— Given exercise 1 —
Answer these questions about the forum thread on the 1065:
(a) For what price did SlickRick find the 1065?
(b) Which part could SlickRick not see on the machine?
(c) What brand of 1065 did Tommy plumber say he used years ago?
— Given exercise 2 —
Edit the forum thread on the 1065 from "I found a 1065" to "not cutting it?", putting "equipment" in place of "machines".

— Document extract —
#####

# 1065



## SlickRick (Sep 3, 2009)

I found a 1065 that looks pretty new for $1400. The guy doesn't know crap about machines. It was buried in Craigs list. What do you think?


----------



## Will (Jun 6, 2010)

Could be alright. Does it have a feeder? Wouldn't out much value in the cable, maybe 1000-1200.

Your general not cutting it?


----------



## SlickRick (Sep 3, 2009)

Will said:


> Could be alright. Does it have a feeder? Wouldn't out much value in the cable, maybe 1000-1200


Does have feeder and cable, but I can't see a foot switch. Are they anything special?


----------



## Tommy plumber (Feb 19, 2010)

I used a Spartan 1065 years ago, it had some torque...:yes: {I assume that is the machine you are speaking about.}


----------



## SlickRick (Sep 3, 2009)

Tommy plumber said:


> I used a Spartan 1065 years ago, it had some torque...:yes: {I assume that is the machine you are speaking about.}


Yeah, Spartan 1065. I don't have to have it, but if it is a deal. If not I'll just pass.

#####

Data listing
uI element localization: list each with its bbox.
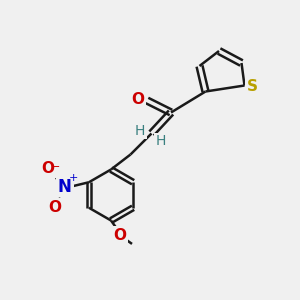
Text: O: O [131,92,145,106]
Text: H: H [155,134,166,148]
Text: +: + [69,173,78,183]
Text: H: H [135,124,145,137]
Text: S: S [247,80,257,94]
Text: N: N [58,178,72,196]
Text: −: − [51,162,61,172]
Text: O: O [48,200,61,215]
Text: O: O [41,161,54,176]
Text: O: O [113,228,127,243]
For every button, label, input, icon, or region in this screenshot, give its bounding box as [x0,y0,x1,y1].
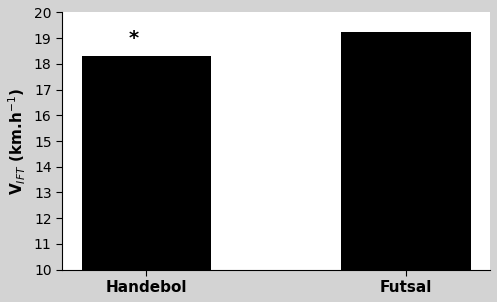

#####

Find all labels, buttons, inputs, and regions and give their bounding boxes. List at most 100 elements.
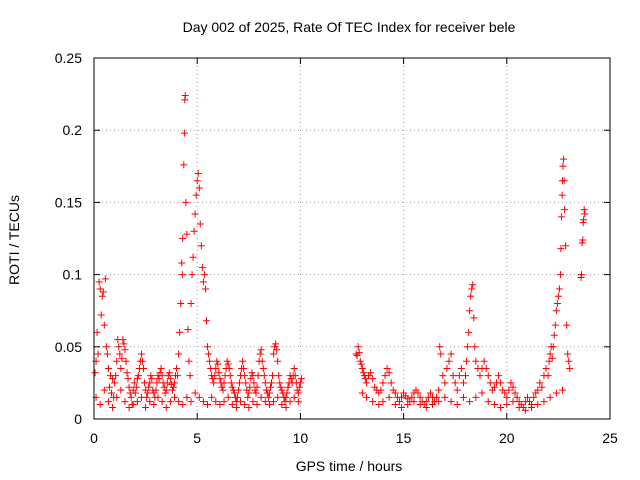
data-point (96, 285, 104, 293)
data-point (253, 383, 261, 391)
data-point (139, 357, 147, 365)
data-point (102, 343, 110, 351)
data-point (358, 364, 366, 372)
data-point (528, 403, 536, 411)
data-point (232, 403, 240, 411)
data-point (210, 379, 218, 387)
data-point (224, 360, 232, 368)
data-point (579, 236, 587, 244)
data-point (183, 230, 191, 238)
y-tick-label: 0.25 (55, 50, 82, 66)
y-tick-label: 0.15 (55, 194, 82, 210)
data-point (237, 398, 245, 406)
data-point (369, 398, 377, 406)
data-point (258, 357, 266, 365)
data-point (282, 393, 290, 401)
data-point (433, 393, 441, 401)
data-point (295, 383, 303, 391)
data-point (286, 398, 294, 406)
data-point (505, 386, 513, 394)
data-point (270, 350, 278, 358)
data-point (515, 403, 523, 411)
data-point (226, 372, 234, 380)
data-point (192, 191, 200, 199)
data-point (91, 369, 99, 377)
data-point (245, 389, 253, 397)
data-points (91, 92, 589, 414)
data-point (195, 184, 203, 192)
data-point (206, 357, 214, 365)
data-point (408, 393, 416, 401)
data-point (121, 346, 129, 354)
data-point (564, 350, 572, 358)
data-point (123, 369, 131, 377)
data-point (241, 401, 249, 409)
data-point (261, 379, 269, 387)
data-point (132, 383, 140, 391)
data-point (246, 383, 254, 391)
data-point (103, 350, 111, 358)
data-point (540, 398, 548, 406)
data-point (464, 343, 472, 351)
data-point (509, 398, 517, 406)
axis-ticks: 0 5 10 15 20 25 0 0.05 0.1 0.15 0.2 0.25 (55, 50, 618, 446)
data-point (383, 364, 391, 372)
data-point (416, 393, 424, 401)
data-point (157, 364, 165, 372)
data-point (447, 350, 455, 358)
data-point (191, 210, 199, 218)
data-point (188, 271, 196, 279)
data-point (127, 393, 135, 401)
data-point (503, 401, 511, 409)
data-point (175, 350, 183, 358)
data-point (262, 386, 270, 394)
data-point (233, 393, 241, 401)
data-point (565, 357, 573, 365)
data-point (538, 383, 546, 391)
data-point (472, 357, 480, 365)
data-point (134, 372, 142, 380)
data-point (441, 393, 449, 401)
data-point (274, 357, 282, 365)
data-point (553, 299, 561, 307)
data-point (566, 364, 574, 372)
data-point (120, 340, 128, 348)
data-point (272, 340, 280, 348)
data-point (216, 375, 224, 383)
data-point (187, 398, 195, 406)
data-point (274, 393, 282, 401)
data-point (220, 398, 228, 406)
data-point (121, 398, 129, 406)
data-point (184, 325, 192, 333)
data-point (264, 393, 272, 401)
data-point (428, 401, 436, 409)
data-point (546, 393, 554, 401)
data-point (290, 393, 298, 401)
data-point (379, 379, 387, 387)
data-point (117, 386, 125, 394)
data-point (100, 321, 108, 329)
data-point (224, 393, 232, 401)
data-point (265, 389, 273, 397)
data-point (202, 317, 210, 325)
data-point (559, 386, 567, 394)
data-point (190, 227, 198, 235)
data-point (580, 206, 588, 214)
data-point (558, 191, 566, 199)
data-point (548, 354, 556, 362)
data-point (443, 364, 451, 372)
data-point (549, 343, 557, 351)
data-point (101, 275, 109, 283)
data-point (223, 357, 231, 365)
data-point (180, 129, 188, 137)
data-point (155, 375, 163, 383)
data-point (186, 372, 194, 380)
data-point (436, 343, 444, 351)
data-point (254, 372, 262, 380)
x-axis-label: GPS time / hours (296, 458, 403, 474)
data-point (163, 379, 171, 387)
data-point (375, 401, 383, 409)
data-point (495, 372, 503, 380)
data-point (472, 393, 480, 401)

#####

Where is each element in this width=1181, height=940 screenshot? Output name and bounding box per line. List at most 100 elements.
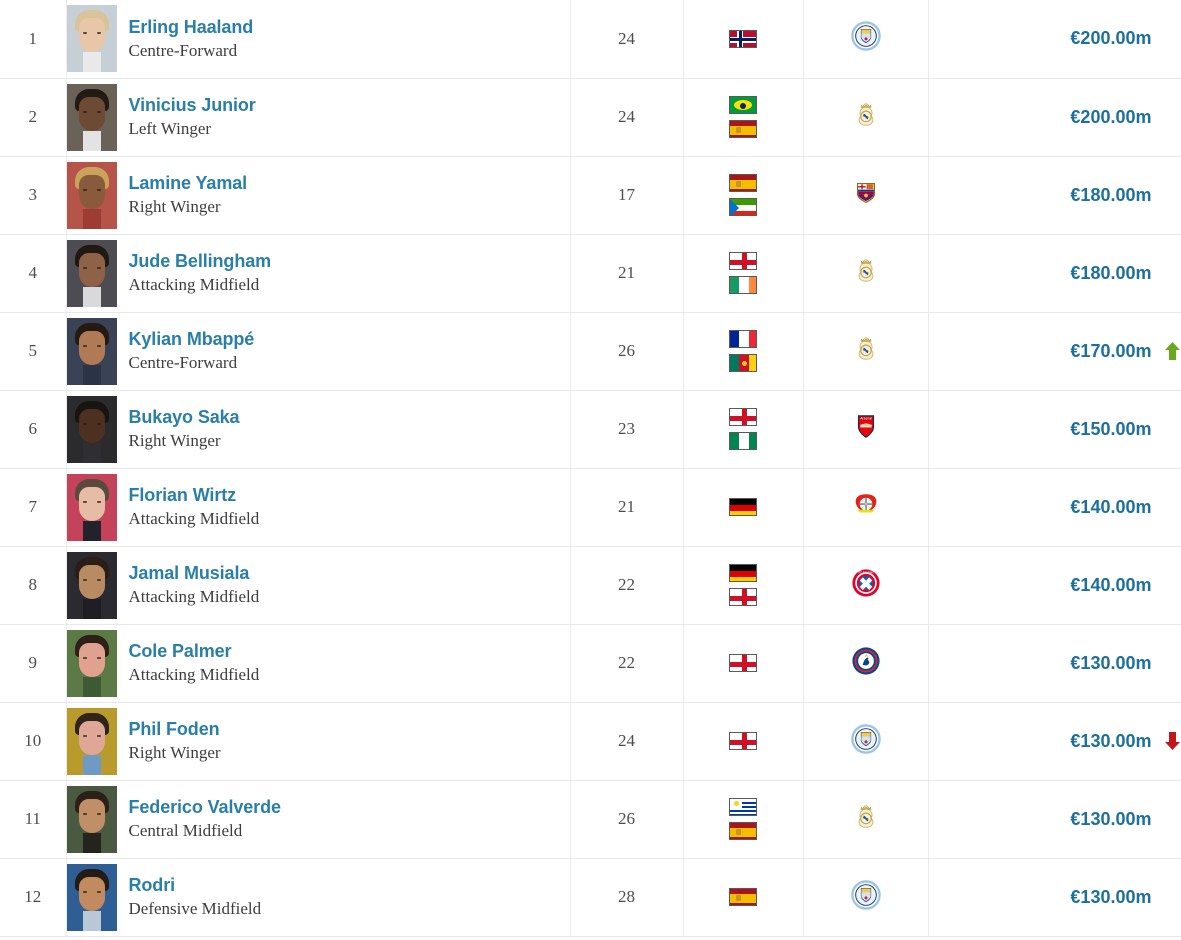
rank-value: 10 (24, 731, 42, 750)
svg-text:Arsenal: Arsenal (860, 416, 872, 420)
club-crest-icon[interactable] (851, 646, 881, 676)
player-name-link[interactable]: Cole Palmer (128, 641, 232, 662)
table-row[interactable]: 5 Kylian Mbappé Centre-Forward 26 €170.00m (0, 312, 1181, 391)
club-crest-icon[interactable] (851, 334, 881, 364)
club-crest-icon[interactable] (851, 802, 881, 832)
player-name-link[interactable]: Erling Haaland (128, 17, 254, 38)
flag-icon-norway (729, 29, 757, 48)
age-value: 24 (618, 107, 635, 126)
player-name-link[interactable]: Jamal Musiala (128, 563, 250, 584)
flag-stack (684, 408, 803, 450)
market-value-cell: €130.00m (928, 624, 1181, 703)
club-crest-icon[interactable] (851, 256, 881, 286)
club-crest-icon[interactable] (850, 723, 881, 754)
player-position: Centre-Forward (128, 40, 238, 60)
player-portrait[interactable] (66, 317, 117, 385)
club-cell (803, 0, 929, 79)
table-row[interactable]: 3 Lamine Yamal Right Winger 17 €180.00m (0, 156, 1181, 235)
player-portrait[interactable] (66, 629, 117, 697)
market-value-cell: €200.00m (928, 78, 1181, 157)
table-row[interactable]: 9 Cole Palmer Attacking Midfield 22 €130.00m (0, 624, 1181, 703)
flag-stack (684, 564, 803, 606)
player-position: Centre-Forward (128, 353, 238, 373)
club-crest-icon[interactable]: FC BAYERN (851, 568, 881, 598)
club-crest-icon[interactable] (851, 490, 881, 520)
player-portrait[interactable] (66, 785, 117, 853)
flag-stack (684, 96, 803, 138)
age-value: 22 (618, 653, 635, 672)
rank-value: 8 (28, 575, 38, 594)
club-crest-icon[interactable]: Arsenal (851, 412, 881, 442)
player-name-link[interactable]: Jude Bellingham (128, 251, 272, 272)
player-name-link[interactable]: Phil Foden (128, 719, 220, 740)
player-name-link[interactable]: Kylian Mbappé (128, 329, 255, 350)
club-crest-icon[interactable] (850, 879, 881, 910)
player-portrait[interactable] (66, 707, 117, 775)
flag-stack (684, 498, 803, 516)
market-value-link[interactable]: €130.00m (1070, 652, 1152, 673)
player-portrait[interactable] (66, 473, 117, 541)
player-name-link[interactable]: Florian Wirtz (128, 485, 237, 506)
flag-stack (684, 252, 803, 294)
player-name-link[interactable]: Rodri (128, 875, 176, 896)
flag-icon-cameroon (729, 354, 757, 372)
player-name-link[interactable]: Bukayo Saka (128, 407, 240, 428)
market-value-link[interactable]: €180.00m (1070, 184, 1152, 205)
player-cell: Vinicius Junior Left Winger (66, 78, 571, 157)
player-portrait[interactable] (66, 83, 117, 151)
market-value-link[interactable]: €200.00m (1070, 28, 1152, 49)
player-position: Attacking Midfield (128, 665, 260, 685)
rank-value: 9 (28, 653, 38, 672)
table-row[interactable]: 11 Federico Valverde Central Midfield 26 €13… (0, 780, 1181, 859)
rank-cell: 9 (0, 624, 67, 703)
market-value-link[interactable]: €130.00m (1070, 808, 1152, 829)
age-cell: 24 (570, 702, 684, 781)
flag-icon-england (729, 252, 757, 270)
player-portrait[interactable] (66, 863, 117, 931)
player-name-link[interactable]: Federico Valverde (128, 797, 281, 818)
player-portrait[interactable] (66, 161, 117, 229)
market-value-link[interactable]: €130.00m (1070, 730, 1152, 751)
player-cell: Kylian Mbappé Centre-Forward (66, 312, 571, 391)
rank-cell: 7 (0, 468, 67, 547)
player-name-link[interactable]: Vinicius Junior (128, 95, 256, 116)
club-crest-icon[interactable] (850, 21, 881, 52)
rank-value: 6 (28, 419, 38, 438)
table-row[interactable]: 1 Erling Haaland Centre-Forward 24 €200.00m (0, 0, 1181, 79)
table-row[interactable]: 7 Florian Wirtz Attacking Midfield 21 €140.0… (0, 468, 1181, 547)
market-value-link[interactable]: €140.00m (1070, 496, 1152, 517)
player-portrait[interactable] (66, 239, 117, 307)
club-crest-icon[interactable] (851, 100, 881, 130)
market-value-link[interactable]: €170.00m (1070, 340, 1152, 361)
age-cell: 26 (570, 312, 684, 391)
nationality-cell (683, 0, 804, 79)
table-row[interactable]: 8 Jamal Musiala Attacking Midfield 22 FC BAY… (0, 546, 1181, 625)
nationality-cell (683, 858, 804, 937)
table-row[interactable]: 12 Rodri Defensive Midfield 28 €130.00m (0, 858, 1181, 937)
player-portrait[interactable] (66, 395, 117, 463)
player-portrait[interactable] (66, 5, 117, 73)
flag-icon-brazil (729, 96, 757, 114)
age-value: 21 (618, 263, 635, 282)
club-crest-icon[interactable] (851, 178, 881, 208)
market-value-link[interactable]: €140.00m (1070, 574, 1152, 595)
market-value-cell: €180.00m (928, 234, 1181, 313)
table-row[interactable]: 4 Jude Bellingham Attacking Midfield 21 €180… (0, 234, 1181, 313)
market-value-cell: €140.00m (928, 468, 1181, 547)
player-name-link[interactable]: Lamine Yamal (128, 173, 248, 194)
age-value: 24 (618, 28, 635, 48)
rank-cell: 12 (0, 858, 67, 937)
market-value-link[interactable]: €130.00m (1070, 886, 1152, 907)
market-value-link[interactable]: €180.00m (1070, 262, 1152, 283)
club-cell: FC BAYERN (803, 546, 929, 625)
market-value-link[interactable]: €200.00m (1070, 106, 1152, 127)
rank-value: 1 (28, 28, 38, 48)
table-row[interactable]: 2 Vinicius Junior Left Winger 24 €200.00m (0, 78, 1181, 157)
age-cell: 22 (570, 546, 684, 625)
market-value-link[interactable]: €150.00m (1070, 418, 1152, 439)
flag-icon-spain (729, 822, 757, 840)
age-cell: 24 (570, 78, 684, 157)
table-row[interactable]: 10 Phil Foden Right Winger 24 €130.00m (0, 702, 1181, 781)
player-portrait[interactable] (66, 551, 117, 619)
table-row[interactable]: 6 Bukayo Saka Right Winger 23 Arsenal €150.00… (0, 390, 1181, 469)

#####

— Task output 1 —
(a) $1400
(b) A foot switch
(c) Spartan

— Task output 2 —
I found a 1065 that looks pretty new for $1400. The guy doesn't know crap about equipment. It was buried in Craigs list. What do you think?


----------



## Will (Jun 6, 2010)

Could be alright. Does it have a feeder? Wouldn't out much value in the cable, maybe 1000-1200.

Your general not cutting it?